- _Given exercise_: Transcribe all the entries word for word, but omit the images.

- _Exercise inputs_:
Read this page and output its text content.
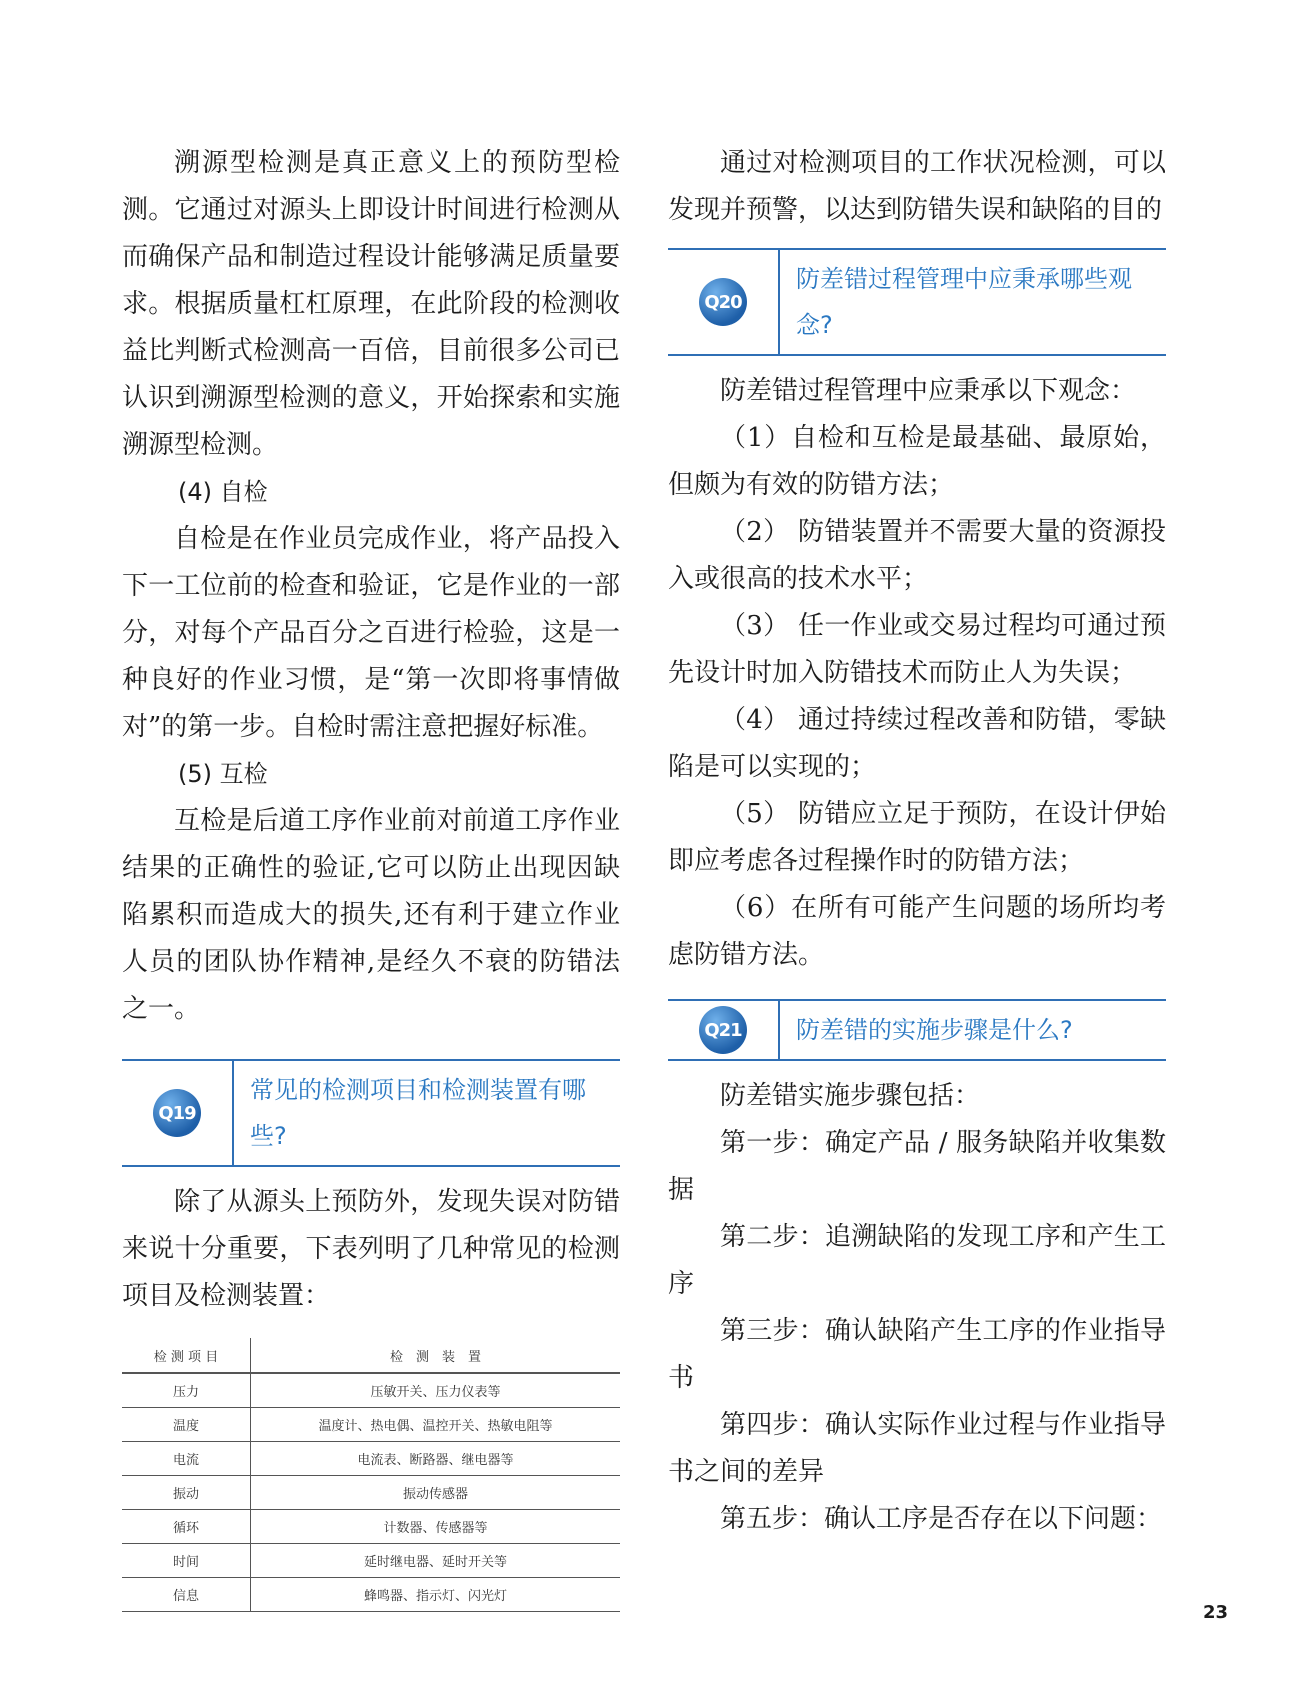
溯源型检测是真正意义上的预防型检测。它通过对源头上即设计时间进行检测从而确保产品和制造过程设计能够满足质量要求。根据质量杠杠原理，在此阶段的检测收益比判断式检测高一百倍，目前很多公司已认识到溯源型检测的意义，开始探索和实施溯源型检测。

(4) 自检

自检是在作业员完成作业，将产品投入下一工位前的检查和验证，它是作业的一部分，对每个产品百分之百进行检验，这是一种良好的作业习惯，是“第一次即将事情做对”的第一步。自检时需注意把握好标准。

(5) 互检

互检是后道工序作业前对前道工序作业结果的正确性的验证,它可以防止出现因缺陷累积而造成大的损失,还有利于建立作业人员的团队协作精神,是经久不衰的防错法之一。

Q19
常见的检测项目和检测装置有哪些?

除了从源头上预防外，发现失误对防错来说十分重要，下表列明了几种常见的检测项目及检测装置：

检 测 项 目	检　测　装　置
压力	压敏开关、压力仪表等
温度	温度计、热电偶、温控开关、热敏电阻等
电流	电流表、断路器、继电器等
振动	振动传感器
循环	计数器、传感器等
时间	延时继电器、延时开关等
信息	蜂鸣器、指示灯、闪光灯

通过对检测项目的工作状况检测，可以发现并预警，以达到防错失误和缺陷的目的

Q20
防差错过程管理中应秉承哪些观念?

防差错过程管理中应秉承以下观念：

（1）自检和互检是最基础、最原始，但颇为有效的防错方法；

（2） 防错装置并不需要大量的资源投入或很高的技术水平；

（3） 任一作业或交易过程均可通过预先设计时加入防错技术而防止人为失误；

（4） 通过持续过程改善和防错，零缺陷是可以实现的；

（5） 防错应立足于预防，在设计伊始即应考虑各过程操作时的防错方法；

（6）在所有可能产生问题的场所均考虑防错方法。

Q21 防差错的实施步骤是什么?

防差错实施步骤包括：

第一步：确定产品 / 服务缺陷并收集数据

第二步：追溯缺陷的发现工序和产生工序

第三步：确认缺陷产生工序的作业指导书

第四步：确认实际作业过程与作业指导书之间的差异

第五步：确认工序是否存在以下问题：

23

- _Answer for this exercise_:
Read this page and output its text content.
溯源型检测是真正意义上的预防型检测。它通过对源头上即设计时间进行检测从而确保产品和制造过程设计能够满足质量要求。根据质量杠杠原理，在此阶段的检测收益比判断式检测高一百倍，目前很多公司已认识到溯源型检测的意义，开始探索和实施溯源型检测。

(4) 自检

自检是在作业员完成作业，将产品投入下一工位前的检查和验证，它是作业的一部分，对每个产品百分之百进行检验，这是一种良好的作业习惯，是“第一次即将事情做对”的第一步。自检时需注意把握好标准。

(5) 互检

互检是后道工序作业前对前道工序作业结果的正确性的验证,它可以防止出现因缺陷累积而造成大的损失,还有利于建立作业人员的团队协作精神,是经久不衰的防错法之一。

Q19
常见的检测项目和检测装置有哪些?

除了从源头上预防外，发现失误对防错来说十分重要，下表列明了几种常见的检测项目及检测装置：

检 测 项 目	检　测　装　置
压力	压敏开关、压力仪表等
温度	温度计、热电偶、温控开关、热敏电阻等
电流	电流表、断路器、继电器等
振动	振动传感器
循环	计数器、传感器等
时间	延时继电器、延时开关等
信息	蜂鸣器、指示灯、闪光灯

通过对检测项目的工作状况检测，可以发现并预警，以达到防错失误和缺陷的目的

Q20
防差错过程管理中应秉承哪些观念?

防差错过程管理中应秉承以下观念：

（1）自检和互检是最基础、最原始，但颇为有效的防错方法；

（2） 防错装置并不需要大量的资源投入或很高的技术水平；

（3） 任一作业或交易过程均可通过预先设计时加入防错技术而防止人为失误；

（4） 通过持续过程改善和防错，零缺陷是可以实现的；

（5） 防错应立足于预防，在设计伊始即应考虑各过程操作时的防错方法；

（6）在所有可能产生问题的场所均考虑防错方法。

Q21 防差错的实施步骤是什么?

防差错实施步骤包括：

第一步：确定产品 / 服务缺陷并收集数据

第二步：追溯缺陷的发现工序和产生工序

第三步：确认缺陷产生工序的作业指导书

第四步：确认实际作业过程与作业指导书之间的差异

第五步：确认工序是否存在以下问题：

23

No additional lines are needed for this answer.